Entrevista

Confira o trabalho dos premiados no I Concurso de Monografias da Esmape

Este ano, a Escola Judicial de Pernambuco (Esmape/TJPE) realizou o I Concurso de Monografias Jurídicas direcionado aos magistrados e servidores do Judiciário. O certame fez homenagem à Professora Maria Bernadette Neves Pedrosa, a primeira mulher admitida como docente na Faculdade de Direito do Recife, e teve como tema "Dignidade da Mulher como Direito Fundamental - Políticas Públicas e Ordem Jurídica".

Como o mês de março celebra o Dia Internacional da Mulher (8/3), a revista Conecta foi conversar com os colaboradores premiados sobre a importância dos seus trabalhos dentro da temática de gênero. Confira abaixo os vencedores e na sequência, a entrevista.

1º lugar:
 


Francisco Tojal Dantas Matos – juiz da Vara de Violência Doméstica e Familiar do Cabo de Santo Agostinho

Monografia: A vulnerabilidade financeira da mulher como obstáculo ao rompimento do círculo vicioso de violência doméstica: uma análise crítica dos dados coletados nas audiências de acolhimento realizadas na Vara de Violência Doméstica da Comarca do Cabo de Santo Agostinho

Prêmio Ouro: passagem de ida e volta para participar do Programa de Treinamento Judicial e Pesquisa em Direito, realizado anualmente pela Esmape/TJPE em parceria com a Universidade Johann Wolfgang Goethe de Frankfurt, na Alemanha.


2º lugar:
 


Jorge Reinaldo Farias de Almeida Barros -  servidor do Juizado Especial Criminal de Garanhuns

Monografia: Políticas públicas de combate à violência contra as mulheres no Brasil e a ordem pública: uma busca para implementação da dignidade da mulher como direito fundamental

Prêmio Prata: R$ 2.500,00


3º lugar:

Ana Kelly Costa, Maria do Carmo Pontes e Rozeane Leal – servidoras da 2ª Vara de Violência contra a Mulher da Capital

Monografia: Entre memórias, lágrimas e superação: mulheres em situação de violência de gênero, acolhimento institucional e o papel da rede de enfrentamento da violência contra a mulher

Prêmio Bronze: R$ 1.500,00
 

Conecta: Qual a importância deste I Concurso de Monografia Jurídica da Esmape/TJPE, que teve como tema a Dignidade da Mulher como Direito Fundamental? E de que forma seu trabalho pode contribuir para esta temática?

━━━━━━

[DESCRIÇÃO DA TAREFA]: Transcreva literalmente o trecho do artigo sobre o concurso de monografias, começando em "Ana Kelly Costa, Maria" e seguindo até "para esta temática?". A listagem não tem nenhum papel neste trabalho.

[MATERIAL FORNECIDO]:
━━━━━━

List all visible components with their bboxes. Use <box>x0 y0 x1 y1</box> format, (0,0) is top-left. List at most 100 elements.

━━━━━━

[RESULTADO DA TAREFA]:
Ana Kelly Costa, Maria do Carmo Pontes e Rozeane Leal – servidoras da 2ª Vara de Violência contra a Mulher da Capital

Monografia: Entre memórias, lágrimas e superação: mulheres em situação de violência de gênero, acolhimento institucional e o papel da rede de enfrentamento da violência contra a mulher

Prêmio Bronze: R$ 1.500,00
 

Conecta: Qual a importância deste I Concurso de Monografia Jurídica da Esmape/TJPE, que teve como tema a Dignidade da Mulher como Direito Fundamental? E de que forma seu trabalho pode contribuir para esta temática?